Extracted records:
○ ○ ○

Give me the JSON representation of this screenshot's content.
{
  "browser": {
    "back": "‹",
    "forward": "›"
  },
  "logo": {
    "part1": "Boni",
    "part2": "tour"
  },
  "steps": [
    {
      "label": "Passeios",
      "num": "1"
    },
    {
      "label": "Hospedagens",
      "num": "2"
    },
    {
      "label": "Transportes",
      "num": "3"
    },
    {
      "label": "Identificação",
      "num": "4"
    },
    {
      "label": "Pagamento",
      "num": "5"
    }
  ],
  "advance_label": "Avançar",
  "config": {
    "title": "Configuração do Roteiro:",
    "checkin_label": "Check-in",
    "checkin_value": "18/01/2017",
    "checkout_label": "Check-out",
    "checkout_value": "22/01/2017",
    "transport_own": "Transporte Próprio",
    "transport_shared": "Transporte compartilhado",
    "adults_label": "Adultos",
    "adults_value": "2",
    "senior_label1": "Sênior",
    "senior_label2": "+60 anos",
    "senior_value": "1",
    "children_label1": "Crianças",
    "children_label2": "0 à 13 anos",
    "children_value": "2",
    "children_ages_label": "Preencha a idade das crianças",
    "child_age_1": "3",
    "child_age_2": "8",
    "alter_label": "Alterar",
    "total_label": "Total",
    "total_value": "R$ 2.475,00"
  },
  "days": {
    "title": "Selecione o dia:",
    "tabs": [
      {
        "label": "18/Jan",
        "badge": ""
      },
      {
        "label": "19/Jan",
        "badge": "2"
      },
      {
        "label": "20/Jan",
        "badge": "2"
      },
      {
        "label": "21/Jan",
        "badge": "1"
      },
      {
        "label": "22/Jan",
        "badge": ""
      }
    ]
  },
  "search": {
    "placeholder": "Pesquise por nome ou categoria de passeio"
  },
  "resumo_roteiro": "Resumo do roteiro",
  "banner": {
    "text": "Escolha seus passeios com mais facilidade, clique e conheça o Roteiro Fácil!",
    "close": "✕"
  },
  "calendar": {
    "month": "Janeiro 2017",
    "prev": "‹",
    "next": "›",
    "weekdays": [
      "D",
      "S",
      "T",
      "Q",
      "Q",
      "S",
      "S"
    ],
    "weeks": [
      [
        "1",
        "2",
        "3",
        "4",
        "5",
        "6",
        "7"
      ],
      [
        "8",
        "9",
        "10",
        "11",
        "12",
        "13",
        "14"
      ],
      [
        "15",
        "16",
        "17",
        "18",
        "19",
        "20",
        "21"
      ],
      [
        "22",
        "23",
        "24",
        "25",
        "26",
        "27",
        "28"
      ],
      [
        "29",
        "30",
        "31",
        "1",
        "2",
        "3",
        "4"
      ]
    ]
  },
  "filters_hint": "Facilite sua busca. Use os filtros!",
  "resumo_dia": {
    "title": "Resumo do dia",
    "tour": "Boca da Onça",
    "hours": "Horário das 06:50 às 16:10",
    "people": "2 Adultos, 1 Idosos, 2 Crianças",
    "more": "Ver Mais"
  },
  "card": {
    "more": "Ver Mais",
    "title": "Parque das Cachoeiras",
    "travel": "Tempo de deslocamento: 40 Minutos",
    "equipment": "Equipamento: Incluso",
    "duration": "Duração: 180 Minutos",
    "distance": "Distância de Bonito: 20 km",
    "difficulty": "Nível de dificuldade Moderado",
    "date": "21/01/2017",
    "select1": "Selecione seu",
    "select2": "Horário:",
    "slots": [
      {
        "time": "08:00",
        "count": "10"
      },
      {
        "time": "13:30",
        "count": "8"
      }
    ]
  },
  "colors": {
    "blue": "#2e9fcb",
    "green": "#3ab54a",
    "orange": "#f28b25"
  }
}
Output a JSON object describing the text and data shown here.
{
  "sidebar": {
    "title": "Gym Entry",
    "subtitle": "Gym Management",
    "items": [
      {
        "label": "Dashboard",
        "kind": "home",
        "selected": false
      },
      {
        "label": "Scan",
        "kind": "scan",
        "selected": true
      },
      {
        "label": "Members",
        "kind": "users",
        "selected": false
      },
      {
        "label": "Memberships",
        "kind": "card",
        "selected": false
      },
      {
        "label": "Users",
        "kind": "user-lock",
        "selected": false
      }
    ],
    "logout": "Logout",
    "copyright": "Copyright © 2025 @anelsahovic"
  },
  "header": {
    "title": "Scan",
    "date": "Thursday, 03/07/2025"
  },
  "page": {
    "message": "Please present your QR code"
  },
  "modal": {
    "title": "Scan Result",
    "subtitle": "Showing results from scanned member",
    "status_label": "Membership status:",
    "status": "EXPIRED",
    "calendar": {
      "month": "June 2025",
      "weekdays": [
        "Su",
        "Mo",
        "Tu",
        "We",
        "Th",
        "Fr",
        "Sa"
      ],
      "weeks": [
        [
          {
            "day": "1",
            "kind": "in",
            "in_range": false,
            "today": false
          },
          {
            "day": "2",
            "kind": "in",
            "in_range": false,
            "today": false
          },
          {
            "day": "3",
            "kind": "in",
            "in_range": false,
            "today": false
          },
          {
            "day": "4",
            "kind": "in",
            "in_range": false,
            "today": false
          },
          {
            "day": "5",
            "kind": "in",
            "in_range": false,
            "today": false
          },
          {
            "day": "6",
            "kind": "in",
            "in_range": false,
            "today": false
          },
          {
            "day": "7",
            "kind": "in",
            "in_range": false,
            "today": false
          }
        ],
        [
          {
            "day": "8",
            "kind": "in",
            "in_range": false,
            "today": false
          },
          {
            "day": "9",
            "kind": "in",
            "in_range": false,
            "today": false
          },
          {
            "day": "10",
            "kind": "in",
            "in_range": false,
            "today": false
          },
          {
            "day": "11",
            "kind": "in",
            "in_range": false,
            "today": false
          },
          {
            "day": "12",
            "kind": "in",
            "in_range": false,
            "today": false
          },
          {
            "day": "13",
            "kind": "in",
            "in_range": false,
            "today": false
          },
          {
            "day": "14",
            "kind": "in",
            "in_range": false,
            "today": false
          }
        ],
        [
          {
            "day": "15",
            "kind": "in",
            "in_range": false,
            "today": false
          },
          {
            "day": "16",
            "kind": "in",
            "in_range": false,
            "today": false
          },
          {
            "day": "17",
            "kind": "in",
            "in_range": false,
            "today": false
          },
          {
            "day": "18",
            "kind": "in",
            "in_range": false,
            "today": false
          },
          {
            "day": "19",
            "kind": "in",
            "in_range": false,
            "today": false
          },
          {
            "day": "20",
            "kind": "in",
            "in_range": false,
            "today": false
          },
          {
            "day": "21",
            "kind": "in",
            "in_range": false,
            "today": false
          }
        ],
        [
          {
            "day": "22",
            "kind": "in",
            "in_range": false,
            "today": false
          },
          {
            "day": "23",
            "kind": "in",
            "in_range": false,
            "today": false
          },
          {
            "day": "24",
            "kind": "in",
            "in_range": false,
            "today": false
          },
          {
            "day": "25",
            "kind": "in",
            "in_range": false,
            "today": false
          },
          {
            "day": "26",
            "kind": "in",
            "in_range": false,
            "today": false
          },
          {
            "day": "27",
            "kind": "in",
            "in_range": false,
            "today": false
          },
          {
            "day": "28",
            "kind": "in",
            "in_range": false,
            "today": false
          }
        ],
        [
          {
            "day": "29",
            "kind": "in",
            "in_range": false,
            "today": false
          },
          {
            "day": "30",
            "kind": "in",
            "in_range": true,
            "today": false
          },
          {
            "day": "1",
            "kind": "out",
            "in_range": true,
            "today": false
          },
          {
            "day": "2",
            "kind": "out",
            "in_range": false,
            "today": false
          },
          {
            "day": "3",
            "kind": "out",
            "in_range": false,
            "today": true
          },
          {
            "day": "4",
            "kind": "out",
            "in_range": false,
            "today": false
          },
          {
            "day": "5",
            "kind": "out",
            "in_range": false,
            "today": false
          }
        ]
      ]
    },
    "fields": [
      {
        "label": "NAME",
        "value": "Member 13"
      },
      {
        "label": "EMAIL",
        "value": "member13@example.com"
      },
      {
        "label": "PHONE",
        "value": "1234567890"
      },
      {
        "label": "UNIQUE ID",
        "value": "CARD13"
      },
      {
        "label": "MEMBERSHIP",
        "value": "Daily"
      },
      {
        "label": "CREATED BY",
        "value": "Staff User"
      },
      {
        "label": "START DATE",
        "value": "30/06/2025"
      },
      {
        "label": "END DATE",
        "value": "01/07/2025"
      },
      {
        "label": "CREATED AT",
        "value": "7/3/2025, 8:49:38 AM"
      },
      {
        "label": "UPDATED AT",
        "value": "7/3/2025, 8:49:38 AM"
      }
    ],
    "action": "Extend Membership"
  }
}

○ ○ ○

- _WHAT YOU NEED TO DO_
Return each line where "text" shows up.

- _THE COMPLETED TASK_
    "text": "Escolha seus passeios com mais facilidade, clique e conheça o Roteiro Fácil!",
Output a JSON object describing the text and data shown here.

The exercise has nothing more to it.